食品科学 ›› 2026, Vol. 47 ›› Issue (1): 195-204.doi: 10.7506/spkx1002-6630-20250713-096

• 成分分析 • 上一篇    

苦荞不同部位蛋白质的营养、结构与消化特性比较及其生物活性分析

张子豪,沈蔷宇,孙果,巩发永,曾英杰,左清吕,李静,阳辉蓉   

  1. (1.西南民族大学药学与食品学院,四川 成都 610041;2.西昌学院农业科学学院,四川 西昌 615013)
  • 发布日期:2026-02-04
  • 基金资助:
    攀西特色作物改良四川省重点实验室项目(XNFZ2103);国家民委人才项目(130530600806); 四川省科技计划资助项目(2025ZNSFSC0023);中央高校基本科研业务费专项(ZYN2025073); 凉山州科技计划项目(2025YYYJ018)

Comparative Study on Nutritional, Structural, Digestive Properties and Bioactivities of Tartary Buckwheat Protein Fractions

ZHANG Zihao, SHEN Qiangyu, SUN Guo, GONG Fayong, ZENG Yingjie, ZUO Qinglü, LI Jing, YANG Huirong   

  1. (1. College of Pharmacy and Food, Southwest Minzu University, Chengdu 610041, China;2. College of Agricultural Sciences, Xichang University, Xichang 615013, China)
  • Published:2026-02-04

摘要: 系统比较了苦荞全粉、苦荞皮粉和苦荞芯粉蛋白质的营养价值、结构特征、消化性能及功能活性。结果表明,苦荞不同部位蛋白质的含量和必需氨基酸组成存在显著差异(P<0.05);氨基酸评分和氨基酸化学评分均较高,具备优质植物蛋白特征,其中皮粉蛋白显示出了最高蛋白质含量和最优营养价值;而且3 种蛋白的第一限制性氨基酸均为蛋氨酸与胱氨酸。溶解度结果显示,3 种苦荞蛋白在pH 2.0~9.0时溶解度存在显著差异,且在碱性溶液中具有更好的溶解性。傅里叶变换红外光谱分析表明,3 种蛋白质的二级结构以β-结构(β-折叠和β-转角)为主。体外模拟消化结果显示,芯粉蛋白的消化率最高(73.63%),且消化后蛋白平均粒径最小,Zeta电位绝对值最大,表明其消化稳定性最佳。紫外光谱和荧光光谱分析进一步揭示了消化过程中苦荞蛋白质构象的变化,证实了3 种蛋白的结构和组成存在差异。此外,抗氧化实验表明,3 种苦荞蛋白均具有自由基清除能力和还原力,且消化处理可显著增强苦荞蛋白的抗氧化能力(P<0.001),其中消化后芯粉蛋白展现出较好的1,1-二苯基-2-三硝基苯肼自由基、2,2′-联氮-双(3-乙基苯并噻唑啉-6-磺酸)阳离子自由基和羟自由基清除率,分别为68.66%、63.49%和72.21%,而消化后的皮粉蛋白则展现出较高的还原力。同时,3 种蛋白质对α-葡萄糖苷酶和α-淀粉酶均具有显著的抑制作用,且消化处理能极显著提升其抑制活性(P<0.001),表明苦荞蛋白在血糖调控方面具有潜在应用价值。本研究为苦荞蛋白的深度开发和综合利用提供理论依据。
--------------------------------
将节选文本中从含有“1. (1.西南民族大学药学与食品学院,四川 成都”的词句起、至“Xichang 615013, China)”止的部分重新写出，并把其中的“西昌学院”替换为“攀枝花学院”。 下列记录与节选文本内容无关。
--------------------------------
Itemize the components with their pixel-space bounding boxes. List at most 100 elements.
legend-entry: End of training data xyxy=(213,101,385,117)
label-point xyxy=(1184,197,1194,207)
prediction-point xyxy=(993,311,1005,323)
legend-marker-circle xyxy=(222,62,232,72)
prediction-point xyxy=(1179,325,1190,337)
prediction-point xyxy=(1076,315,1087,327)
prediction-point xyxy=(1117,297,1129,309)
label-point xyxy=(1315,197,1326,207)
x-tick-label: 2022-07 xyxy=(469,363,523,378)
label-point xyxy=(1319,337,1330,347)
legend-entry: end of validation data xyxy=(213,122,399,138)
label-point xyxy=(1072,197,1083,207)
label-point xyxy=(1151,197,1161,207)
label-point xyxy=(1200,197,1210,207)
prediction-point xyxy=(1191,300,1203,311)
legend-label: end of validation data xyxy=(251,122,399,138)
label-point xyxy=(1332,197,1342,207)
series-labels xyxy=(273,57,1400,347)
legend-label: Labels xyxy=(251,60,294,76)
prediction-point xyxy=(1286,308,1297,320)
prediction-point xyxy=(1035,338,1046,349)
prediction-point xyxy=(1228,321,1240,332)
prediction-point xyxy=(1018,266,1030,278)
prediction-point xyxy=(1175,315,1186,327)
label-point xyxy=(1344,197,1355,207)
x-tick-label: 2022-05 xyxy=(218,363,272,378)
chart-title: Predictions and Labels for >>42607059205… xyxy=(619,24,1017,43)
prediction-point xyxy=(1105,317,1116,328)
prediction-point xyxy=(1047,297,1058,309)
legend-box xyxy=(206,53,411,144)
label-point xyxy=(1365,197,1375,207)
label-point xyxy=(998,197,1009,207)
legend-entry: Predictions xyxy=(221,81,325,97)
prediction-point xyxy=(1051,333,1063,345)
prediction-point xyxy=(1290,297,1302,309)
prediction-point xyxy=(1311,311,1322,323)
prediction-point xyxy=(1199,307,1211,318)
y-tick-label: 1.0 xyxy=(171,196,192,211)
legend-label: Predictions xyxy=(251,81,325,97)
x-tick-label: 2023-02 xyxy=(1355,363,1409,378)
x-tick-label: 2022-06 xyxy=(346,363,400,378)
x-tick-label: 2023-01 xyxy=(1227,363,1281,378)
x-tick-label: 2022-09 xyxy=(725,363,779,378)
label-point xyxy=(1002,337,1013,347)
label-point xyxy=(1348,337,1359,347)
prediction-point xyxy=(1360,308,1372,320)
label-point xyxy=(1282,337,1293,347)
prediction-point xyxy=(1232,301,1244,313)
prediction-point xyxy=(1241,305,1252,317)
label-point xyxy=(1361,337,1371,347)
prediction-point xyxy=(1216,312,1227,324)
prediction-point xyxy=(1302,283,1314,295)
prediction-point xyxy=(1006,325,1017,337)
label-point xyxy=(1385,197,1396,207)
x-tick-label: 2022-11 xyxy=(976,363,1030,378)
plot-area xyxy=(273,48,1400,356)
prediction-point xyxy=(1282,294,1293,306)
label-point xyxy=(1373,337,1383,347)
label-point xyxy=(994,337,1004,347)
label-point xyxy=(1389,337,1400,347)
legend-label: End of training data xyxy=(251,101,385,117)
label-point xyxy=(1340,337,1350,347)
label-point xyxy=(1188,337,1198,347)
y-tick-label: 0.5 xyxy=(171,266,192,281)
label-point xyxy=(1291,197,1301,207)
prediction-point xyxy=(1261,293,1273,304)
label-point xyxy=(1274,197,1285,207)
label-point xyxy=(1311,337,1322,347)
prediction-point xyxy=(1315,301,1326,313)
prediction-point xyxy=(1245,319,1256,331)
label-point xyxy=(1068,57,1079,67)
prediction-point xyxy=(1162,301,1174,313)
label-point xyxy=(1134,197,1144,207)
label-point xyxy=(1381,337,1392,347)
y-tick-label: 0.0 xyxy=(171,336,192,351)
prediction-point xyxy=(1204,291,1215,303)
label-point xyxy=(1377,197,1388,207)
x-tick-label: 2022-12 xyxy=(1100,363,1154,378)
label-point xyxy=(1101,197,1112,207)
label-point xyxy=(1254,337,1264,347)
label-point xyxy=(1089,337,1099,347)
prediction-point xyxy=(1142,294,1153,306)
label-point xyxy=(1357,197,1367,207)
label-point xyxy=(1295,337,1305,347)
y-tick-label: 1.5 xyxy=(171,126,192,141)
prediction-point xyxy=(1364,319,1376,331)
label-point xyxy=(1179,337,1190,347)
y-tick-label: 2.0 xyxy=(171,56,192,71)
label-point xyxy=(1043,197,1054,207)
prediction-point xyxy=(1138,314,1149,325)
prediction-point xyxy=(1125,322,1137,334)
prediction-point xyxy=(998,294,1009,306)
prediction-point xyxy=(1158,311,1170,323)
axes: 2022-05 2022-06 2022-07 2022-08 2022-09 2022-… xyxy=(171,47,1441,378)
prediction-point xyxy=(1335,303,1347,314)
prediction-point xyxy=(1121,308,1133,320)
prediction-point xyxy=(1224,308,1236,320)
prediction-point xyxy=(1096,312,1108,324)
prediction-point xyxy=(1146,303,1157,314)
--------------------------------
▸ 参考答案
1. (1.西南民族大学药学与食品学院,四川 成都 610041;2.攀枝花学院农业科学学院,四川 西昌 615013)
  • 发布日期:2026-02-04
  • 基金资助:
    攀西特色作物改良四川省重点实验室项目(XNFZ2103);国家民委人才项目(130530600806); 四川省科技计划资助项目(2025ZNSFSC0023);中央高校基本科研业务费专项(ZYN2025073); 凉山州科技计划项目(2025YYYJ018)

Comparative Study on Nutritional, Structural, Digestive Properties and Bioactivities of Tartary Buckwheat Protein Fractions

ZHANG Zihao, SHEN Qiangyu, SUN Guo, GONG Fayong, ZENG Yingjie, ZUO Qinglü, LI Jing, YANG Huirong   

  1. (1. College of Pharmacy and Food, Southwest Minzu University, Chengdu 610041, China;2. College of Agricultural Sciences, Xichang University, Xichang 615013, China)